- [Your objective]:
Return, word for word, only the lines from the one containing "Read out every word on this page." through the last line of the entries.

--- Start Provided material ---

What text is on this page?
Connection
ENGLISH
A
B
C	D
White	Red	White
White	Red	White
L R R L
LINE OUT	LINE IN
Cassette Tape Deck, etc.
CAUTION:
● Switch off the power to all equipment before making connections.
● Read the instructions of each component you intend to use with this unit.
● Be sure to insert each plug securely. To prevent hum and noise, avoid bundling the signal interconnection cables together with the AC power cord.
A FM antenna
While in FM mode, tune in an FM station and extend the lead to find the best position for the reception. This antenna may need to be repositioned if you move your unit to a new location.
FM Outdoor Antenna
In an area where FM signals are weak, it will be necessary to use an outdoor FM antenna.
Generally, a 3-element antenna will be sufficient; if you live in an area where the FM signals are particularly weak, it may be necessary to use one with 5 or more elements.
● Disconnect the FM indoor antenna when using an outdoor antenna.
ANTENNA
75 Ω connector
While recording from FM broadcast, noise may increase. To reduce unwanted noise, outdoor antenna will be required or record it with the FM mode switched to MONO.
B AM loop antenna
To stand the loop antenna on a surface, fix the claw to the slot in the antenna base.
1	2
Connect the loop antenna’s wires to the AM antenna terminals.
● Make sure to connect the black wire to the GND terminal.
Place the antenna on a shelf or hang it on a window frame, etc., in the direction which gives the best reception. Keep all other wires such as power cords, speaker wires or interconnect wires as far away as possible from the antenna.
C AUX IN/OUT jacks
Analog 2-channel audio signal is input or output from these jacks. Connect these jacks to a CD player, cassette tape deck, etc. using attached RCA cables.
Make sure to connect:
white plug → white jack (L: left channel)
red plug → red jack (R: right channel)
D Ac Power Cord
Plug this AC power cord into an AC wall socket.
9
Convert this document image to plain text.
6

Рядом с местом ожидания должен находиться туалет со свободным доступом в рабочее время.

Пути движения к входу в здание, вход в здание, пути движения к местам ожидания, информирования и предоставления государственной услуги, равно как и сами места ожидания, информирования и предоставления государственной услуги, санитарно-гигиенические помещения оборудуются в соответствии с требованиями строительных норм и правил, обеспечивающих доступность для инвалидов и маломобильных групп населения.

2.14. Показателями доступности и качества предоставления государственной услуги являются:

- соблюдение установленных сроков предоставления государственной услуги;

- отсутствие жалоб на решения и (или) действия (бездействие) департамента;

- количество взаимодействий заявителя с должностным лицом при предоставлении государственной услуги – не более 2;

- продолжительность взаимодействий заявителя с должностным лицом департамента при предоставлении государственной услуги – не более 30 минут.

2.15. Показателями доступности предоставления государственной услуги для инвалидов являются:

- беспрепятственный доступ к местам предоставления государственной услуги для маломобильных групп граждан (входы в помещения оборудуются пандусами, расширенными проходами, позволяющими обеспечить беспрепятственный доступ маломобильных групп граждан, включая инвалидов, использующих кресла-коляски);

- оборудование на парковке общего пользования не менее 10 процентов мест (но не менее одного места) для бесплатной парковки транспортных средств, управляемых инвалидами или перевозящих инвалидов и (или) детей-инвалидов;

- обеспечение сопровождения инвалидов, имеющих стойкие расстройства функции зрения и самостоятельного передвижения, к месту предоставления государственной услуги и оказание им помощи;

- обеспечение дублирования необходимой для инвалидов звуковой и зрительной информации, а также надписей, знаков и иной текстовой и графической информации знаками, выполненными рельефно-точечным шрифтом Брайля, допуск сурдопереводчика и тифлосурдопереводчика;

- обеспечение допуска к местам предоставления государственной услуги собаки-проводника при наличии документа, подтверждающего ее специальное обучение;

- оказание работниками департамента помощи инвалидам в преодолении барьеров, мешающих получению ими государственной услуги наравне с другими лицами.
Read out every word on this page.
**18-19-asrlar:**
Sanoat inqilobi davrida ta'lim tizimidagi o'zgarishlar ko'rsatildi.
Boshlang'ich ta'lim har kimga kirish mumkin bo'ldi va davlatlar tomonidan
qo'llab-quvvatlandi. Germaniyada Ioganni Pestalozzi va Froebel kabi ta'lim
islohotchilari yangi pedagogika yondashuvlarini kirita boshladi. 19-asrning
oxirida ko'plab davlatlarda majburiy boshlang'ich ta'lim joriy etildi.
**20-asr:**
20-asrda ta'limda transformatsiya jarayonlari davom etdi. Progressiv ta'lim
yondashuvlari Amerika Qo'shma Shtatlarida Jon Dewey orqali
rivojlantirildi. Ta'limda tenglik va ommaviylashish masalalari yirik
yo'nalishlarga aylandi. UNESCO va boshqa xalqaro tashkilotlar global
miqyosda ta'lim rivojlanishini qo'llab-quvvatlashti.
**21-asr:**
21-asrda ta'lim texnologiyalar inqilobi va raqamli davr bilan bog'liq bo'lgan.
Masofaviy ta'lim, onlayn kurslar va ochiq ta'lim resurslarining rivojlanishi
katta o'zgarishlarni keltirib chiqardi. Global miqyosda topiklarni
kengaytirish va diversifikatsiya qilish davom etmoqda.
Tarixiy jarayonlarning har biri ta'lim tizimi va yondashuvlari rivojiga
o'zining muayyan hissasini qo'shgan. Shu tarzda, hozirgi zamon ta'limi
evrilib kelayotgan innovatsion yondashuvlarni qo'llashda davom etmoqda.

--- End Provided material ---

- [The result]:
Read out every word on this page.
**18-19-asrlar:**
Sanoat inqilobi davrida ta'lim tizimidagi o'zgarishlar ko'rsatildi.
Boshlang'ich ta'lim har kimga kirish mumkin bo'ldi va davlatlar tomonidan
qo'llab-quvvatlandi. Germaniyada Ioganni Pestalozzi va Froebel kabi ta'lim
islohotchilari yangi pedagogika yondashuvlarini kirita boshladi. 19-asrning
oxirida ko'plab davlatlarda majburiy boshlang'ich ta'lim joriy etildi.
**20-asr:**
20-asrda ta'limda transformatsiya jarayonlari davom etdi. Progressiv ta'lim
yondashuvlari Amerika Qo'shma Shtatlarida Jon Dewey orqali
rivojlantirildi. Ta'limda tenglik va ommaviylashish masalalari yirik
yo'nalishlarga aylandi. UNESCO va boshqa xalqaro tashkilotlar global
miqyosda ta'lim rivojlanishini qo'llab-quvvatlashti.
**21-asr:**
21-asrda ta'lim texnologiyalar inqilobi va raqamli davr bilan bog'liq bo'lgan.
Masofaviy ta'lim, onlayn kurslar va ochiq ta'lim resurslarining rivojlanishi
katta o'zgarishlarni keltirib chiqardi. Global miqyosda topiklarni
kengaytirish va diversifikatsiya qilish davom etmoqda.
Tarixiy jarayonlarning har biri ta'lim tizimi va yondashuvlari rivojiga
o'zining muayyan hissasini qo'shgan. Shu tarzda, hozirgi zamon ta'limi
evrilib kelayotgan innovatsion yondashuvlarni qo'llashda davom etmoqda.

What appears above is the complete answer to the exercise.